#### Stated problem
Filter the rows below down to those that contain the string "number", treating uppercase and lowercase as different, and copy each matching row in full.

★ ★ ★ ★

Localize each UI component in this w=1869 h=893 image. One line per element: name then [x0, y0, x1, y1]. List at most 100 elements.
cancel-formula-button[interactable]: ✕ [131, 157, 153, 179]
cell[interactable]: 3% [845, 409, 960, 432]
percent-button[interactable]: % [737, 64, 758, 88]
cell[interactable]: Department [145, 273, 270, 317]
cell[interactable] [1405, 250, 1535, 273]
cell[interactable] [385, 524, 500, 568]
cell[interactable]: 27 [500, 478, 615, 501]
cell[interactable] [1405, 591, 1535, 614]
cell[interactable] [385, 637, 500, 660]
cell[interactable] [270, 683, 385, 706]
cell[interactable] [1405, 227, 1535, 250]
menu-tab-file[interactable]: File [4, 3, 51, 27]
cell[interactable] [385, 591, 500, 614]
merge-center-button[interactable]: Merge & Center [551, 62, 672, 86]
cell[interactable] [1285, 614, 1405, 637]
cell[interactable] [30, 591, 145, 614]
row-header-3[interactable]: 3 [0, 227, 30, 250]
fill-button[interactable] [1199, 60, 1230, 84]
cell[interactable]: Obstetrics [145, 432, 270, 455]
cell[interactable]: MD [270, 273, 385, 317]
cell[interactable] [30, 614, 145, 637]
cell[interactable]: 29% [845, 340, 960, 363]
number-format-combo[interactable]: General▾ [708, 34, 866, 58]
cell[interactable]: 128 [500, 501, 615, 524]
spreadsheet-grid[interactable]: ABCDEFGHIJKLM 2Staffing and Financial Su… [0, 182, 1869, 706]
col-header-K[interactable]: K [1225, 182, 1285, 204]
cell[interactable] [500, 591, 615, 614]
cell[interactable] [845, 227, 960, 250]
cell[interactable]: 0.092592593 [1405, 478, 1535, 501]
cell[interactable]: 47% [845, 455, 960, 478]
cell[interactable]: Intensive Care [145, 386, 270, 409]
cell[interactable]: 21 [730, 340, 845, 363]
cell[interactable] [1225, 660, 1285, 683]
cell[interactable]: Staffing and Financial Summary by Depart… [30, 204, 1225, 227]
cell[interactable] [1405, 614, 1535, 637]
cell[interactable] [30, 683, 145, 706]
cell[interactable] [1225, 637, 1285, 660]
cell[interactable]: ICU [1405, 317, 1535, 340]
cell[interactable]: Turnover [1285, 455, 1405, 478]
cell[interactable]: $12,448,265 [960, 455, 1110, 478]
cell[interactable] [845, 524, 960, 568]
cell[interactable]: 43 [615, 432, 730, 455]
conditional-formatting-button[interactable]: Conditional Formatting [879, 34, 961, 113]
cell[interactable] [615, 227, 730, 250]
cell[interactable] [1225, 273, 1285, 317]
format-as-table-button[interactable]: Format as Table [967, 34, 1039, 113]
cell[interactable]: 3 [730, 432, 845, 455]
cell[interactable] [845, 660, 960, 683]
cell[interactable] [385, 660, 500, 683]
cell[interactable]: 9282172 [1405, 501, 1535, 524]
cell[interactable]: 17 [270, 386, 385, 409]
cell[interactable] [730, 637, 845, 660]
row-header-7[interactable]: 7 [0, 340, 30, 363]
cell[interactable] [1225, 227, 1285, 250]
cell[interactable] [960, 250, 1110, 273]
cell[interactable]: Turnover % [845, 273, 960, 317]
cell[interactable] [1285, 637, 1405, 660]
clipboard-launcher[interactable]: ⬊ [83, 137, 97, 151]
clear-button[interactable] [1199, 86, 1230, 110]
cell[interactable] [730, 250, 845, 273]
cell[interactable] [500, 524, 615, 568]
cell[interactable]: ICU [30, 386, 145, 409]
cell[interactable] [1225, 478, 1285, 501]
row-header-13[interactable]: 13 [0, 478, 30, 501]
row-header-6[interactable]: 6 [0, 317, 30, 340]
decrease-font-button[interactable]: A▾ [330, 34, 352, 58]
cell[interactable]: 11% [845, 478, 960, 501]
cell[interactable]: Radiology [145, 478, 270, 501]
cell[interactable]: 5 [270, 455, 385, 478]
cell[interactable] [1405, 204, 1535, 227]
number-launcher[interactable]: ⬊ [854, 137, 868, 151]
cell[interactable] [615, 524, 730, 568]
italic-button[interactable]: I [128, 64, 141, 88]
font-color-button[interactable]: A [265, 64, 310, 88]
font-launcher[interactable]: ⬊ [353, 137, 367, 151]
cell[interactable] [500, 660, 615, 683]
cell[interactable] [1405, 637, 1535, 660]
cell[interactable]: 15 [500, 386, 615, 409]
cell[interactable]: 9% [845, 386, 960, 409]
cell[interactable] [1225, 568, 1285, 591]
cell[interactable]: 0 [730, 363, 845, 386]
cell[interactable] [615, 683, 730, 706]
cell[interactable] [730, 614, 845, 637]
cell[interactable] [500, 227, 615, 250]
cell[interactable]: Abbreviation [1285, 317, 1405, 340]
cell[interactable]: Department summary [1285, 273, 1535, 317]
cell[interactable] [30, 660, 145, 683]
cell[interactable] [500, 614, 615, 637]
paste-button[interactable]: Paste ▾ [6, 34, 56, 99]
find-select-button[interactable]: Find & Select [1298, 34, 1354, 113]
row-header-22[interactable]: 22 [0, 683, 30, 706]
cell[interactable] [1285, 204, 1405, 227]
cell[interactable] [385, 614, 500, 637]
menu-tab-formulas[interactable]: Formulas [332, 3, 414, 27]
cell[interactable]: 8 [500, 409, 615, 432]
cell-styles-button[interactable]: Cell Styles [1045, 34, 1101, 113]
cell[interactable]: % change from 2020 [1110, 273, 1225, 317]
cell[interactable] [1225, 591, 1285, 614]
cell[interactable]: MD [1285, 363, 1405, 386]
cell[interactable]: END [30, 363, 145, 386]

★ ★ ★ ★

#### Solution
number-format-combo[interactable]: General▾ [708, 34, 866, 58]
number-launcher[interactable]: ⬊ [854, 137, 868, 151]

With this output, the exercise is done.